## Recorded information
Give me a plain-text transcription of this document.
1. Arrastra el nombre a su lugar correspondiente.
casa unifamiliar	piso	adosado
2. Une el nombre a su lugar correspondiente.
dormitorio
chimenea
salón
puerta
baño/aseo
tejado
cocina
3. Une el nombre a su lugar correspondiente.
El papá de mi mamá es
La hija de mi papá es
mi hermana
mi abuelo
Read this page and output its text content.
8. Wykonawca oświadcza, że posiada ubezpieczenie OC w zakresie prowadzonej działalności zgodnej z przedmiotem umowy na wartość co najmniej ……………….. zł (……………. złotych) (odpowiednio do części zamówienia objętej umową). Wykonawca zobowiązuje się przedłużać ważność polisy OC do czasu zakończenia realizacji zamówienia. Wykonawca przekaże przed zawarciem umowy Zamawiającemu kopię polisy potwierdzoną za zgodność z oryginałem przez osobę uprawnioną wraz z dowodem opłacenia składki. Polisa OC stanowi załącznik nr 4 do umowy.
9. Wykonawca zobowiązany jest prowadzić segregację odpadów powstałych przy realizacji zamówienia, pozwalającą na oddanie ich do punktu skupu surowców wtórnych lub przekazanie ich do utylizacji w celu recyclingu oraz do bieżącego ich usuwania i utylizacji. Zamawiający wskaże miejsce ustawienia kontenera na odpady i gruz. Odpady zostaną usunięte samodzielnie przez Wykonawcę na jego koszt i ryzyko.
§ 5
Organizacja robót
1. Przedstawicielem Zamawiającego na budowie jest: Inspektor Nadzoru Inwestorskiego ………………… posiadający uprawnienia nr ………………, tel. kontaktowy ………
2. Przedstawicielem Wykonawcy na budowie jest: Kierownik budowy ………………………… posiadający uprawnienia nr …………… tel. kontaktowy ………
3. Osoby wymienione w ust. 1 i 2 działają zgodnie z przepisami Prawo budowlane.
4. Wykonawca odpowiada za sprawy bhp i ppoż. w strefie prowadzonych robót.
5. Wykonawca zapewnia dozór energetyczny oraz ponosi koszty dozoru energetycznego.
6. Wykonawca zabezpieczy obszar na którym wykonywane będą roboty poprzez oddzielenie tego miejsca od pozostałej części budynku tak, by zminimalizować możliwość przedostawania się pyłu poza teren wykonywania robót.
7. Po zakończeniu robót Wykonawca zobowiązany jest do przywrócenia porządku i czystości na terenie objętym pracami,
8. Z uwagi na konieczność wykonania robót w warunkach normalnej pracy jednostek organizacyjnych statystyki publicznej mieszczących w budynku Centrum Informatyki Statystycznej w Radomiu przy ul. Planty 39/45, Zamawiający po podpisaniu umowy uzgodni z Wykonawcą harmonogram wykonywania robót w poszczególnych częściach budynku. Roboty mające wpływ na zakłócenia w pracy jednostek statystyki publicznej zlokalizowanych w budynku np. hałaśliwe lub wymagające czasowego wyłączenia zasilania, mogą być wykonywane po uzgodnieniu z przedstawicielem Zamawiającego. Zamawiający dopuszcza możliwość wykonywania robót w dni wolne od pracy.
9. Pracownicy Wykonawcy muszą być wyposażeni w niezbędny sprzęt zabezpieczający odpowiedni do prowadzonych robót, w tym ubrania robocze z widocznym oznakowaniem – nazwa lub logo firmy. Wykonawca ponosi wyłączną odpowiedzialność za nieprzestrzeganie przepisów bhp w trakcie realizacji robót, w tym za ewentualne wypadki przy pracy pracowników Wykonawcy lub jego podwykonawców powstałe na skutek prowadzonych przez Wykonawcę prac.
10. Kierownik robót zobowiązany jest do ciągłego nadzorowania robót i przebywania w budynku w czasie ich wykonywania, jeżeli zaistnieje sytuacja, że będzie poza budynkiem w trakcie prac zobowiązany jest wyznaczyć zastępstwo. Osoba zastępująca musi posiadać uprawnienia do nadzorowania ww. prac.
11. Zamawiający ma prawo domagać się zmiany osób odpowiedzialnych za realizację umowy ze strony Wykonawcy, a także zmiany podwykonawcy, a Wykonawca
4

## What this task involves
Output the records verbatim, from the first line to the last.

## Answer for this exercise
Give me a plain-text transcription of this document.
1. Arrastra el nombre a su lugar correspondiente.
casa unifamiliar	piso	adosado
2. Une el nombre a su lugar correspondiente.
dormitorio
chimenea
salón
puerta
baño/aseo
tejado
cocina
3. Une el nombre a su lugar correspondiente.
El papá de mi mamá es
La hija de mi papá es
mi hermana
mi abuelo
Read this page and output its text content.
8. Wykonawca oświadcza, że posiada ubezpieczenie OC w zakresie prowadzonej działalności zgodnej z przedmiotem umowy na wartość co najmniej ……………….. zł (……………. złotych) (odpowiednio do części zamówienia objętej umową). Wykonawca zobowiązuje się przedłużać ważność polisy OC do czasu zakończenia realizacji zamówienia. Wykonawca przekaże przed zawarciem umowy Zamawiającemu kopię polisy potwierdzoną za zgodność z oryginałem przez osobę uprawnioną wraz z dowodem opłacenia składki. Polisa OC stanowi załącznik nr 4 do umowy.
9. Wykonawca zobowiązany jest prowadzić segregację odpadów powstałych przy realizacji zamówienia, pozwalającą na oddanie ich do punktu skupu surowców wtórnych lub przekazanie ich do utylizacji w celu recyclingu oraz do bieżącego ich usuwania i utylizacji. Zamawiający wskaże miejsce ustawienia kontenera na odpady i gruz. Odpady zostaną usunięte samodzielnie przez Wykonawcę na jego koszt i ryzyko.
§ 5
Organizacja robót
1. Przedstawicielem Zamawiającego na budowie jest: Inspektor Nadzoru Inwestorskiego ………………… posiadający uprawnienia nr ………………, tel. kontaktowy ………
2. Przedstawicielem Wykonawcy na budowie jest: Kierownik budowy ………………………… posiadający uprawnienia nr …………… tel. kontaktowy ………
3. Osoby wymienione w ust. 1 i 2 działają zgodnie z przepisami Prawo budowlane.
4. Wykonawca odpowiada za sprawy bhp i ppoż. w strefie prowadzonych robót.
5. Wykonawca zapewnia dozór energetyczny oraz ponosi koszty dozoru energetycznego.
6. Wykonawca zabezpieczy obszar na którym wykonywane będą roboty poprzez oddzielenie tego miejsca od pozostałej części budynku tak, by zminimalizować możliwość przedostawania się pyłu poza teren wykonywania robót.
7. Po zakończeniu robót Wykonawca zobowiązany jest do przywrócenia porządku i czystości na terenie objętym pracami,
8. Z uwagi na konieczność wykonania robót w warunkach normalnej pracy jednostek organizacyjnych statystyki publicznej mieszczących w budynku Centrum Informatyki Statystycznej w Radomiu przy ul. Planty 39/45, Zamawiający po podpisaniu umowy uzgodni z Wykonawcą harmonogram wykonywania robót w poszczególnych częściach budynku. Roboty mające wpływ na zakłócenia w pracy jednostek statystyki publicznej zlokalizowanych w budynku np. hałaśliwe lub wymagające czasowego wyłączenia zasilania, mogą być wykonywane po uzgodnieniu z przedstawicielem Zamawiającego. Zamawiający dopuszcza możliwość wykonywania robót w dni wolne od pracy.
9. Pracownicy Wykonawcy muszą być wyposażeni w niezbędny sprzęt zabezpieczający odpowiedni do prowadzonych robót, w tym ubrania robocze z widocznym oznakowaniem – nazwa lub logo firmy. Wykonawca ponosi wyłączną odpowiedzialność za nieprzestrzeganie przepisów bhp w trakcie realizacji robót, w tym za ewentualne wypadki przy pracy pracowników Wykonawcy lub jego podwykonawców powstałe na skutek prowadzonych przez Wykonawcę prac.
10. Kierownik robót zobowiązany jest do ciągłego nadzorowania robót i przebywania w budynku w czasie ich wykonywania, jeżeli zaistnieje sytuacja, że będzie poza budynkiem w trakcie prac zobowiązany jest wyznaczyć zastępstwo. Osoba zastępująca musi posiadać uprawnienia do nadzorowania ww. prac.
11. Zamawiający ma prawo domagać się zmiany osób odpowiedzialnych za realizację umowy ze strony Wykonawcy, a także zmiany podwykonawcy, a Wykonawca
4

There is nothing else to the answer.